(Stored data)
● ● ● ● ● ● ●
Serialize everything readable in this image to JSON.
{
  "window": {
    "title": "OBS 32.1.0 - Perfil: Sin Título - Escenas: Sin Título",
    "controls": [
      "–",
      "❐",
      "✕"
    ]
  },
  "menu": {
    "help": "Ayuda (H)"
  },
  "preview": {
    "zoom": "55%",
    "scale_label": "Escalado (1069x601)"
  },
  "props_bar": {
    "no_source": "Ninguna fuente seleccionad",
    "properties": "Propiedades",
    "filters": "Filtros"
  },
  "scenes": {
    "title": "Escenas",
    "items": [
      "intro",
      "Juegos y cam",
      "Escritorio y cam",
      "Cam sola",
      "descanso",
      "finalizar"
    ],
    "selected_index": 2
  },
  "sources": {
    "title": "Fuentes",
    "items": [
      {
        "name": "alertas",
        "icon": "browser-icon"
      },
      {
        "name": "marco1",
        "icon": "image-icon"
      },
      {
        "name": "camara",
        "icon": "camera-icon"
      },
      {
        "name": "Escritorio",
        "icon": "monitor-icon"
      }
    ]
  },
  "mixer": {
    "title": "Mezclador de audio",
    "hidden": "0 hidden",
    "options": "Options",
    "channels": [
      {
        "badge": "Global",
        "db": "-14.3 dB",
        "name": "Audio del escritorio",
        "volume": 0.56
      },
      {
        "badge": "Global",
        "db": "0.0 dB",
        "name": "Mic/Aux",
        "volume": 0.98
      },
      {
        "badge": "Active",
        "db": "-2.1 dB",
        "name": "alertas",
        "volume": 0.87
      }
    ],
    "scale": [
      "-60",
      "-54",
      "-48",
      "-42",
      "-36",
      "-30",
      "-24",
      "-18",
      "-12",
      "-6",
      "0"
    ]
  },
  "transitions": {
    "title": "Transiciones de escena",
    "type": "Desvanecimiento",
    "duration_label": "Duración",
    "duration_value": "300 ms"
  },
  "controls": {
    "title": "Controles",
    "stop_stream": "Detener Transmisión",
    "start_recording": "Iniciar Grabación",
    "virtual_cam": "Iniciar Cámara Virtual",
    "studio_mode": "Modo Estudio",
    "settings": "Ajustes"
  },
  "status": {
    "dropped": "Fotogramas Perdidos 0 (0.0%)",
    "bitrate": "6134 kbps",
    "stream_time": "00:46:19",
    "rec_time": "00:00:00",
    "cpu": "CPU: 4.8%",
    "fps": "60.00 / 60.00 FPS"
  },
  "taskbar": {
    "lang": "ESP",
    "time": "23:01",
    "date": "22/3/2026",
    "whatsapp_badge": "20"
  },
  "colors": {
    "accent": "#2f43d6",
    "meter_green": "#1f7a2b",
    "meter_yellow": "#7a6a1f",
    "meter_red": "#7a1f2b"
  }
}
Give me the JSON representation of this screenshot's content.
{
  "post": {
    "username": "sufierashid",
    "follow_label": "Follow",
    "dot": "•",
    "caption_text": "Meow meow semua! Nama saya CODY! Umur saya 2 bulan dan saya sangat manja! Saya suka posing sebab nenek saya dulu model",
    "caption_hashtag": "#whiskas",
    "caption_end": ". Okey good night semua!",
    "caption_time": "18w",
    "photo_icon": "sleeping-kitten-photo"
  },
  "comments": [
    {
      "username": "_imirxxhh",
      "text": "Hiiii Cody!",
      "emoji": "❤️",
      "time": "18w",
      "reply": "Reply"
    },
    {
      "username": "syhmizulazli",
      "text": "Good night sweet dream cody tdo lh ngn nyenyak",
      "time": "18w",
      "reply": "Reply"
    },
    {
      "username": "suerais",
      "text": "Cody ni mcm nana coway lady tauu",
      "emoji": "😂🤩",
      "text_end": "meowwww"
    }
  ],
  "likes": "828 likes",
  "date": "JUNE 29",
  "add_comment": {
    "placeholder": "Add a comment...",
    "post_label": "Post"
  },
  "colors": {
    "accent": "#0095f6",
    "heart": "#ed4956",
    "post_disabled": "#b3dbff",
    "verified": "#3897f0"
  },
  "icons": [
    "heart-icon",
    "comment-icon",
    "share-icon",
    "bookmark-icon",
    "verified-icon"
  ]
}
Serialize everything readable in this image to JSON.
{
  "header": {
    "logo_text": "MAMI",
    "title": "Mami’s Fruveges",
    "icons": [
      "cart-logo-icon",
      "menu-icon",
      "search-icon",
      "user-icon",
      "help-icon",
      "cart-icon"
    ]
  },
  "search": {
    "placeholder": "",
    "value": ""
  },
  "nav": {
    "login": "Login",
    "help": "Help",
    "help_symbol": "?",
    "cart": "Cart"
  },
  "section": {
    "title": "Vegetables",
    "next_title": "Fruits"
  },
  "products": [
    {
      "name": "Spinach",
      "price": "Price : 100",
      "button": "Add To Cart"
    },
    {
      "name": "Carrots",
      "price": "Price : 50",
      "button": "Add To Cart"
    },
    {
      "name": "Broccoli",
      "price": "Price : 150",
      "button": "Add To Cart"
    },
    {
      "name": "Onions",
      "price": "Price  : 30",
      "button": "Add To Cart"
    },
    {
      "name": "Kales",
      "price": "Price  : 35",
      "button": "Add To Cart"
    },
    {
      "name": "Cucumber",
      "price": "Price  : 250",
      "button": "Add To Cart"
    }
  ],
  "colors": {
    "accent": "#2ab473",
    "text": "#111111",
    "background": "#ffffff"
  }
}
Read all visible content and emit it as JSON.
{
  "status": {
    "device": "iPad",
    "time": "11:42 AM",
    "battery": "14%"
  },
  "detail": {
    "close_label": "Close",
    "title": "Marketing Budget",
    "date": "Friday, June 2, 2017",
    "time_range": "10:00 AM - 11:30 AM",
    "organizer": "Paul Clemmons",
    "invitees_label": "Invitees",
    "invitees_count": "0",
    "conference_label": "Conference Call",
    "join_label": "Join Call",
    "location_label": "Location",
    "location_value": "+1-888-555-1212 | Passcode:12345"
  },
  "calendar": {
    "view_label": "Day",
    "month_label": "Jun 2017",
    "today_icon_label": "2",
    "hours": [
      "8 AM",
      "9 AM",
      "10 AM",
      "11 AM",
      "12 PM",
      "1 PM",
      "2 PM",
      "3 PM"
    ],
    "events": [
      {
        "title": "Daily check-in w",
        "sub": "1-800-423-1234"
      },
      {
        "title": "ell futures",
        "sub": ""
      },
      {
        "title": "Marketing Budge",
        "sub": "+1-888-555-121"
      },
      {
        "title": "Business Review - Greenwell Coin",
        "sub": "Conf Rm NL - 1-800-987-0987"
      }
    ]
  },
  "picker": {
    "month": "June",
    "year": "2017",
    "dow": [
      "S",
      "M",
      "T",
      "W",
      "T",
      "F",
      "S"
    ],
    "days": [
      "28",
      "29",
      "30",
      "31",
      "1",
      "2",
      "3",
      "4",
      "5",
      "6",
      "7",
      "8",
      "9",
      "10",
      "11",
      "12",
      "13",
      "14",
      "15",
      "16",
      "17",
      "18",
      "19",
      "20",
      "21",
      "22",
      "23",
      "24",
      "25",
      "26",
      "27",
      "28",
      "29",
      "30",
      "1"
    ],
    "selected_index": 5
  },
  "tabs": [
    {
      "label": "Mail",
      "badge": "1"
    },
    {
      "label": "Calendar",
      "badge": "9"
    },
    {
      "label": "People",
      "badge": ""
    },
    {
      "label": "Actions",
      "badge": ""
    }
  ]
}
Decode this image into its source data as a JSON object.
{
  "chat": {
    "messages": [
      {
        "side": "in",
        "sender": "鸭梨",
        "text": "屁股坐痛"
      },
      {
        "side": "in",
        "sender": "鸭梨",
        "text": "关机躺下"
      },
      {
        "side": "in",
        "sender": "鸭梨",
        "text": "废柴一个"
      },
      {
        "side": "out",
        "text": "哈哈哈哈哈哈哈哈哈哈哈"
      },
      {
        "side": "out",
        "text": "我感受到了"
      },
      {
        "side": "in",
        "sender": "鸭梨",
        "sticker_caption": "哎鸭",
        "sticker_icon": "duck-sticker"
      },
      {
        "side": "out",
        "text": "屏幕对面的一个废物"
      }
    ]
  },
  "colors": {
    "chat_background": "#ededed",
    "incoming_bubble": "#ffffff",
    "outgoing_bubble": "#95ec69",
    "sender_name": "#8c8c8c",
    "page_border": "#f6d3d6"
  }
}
● ● ● ● ● ● ●
Looking at the listing above, how many of its lines contain the string "price"? Give the number alone.

6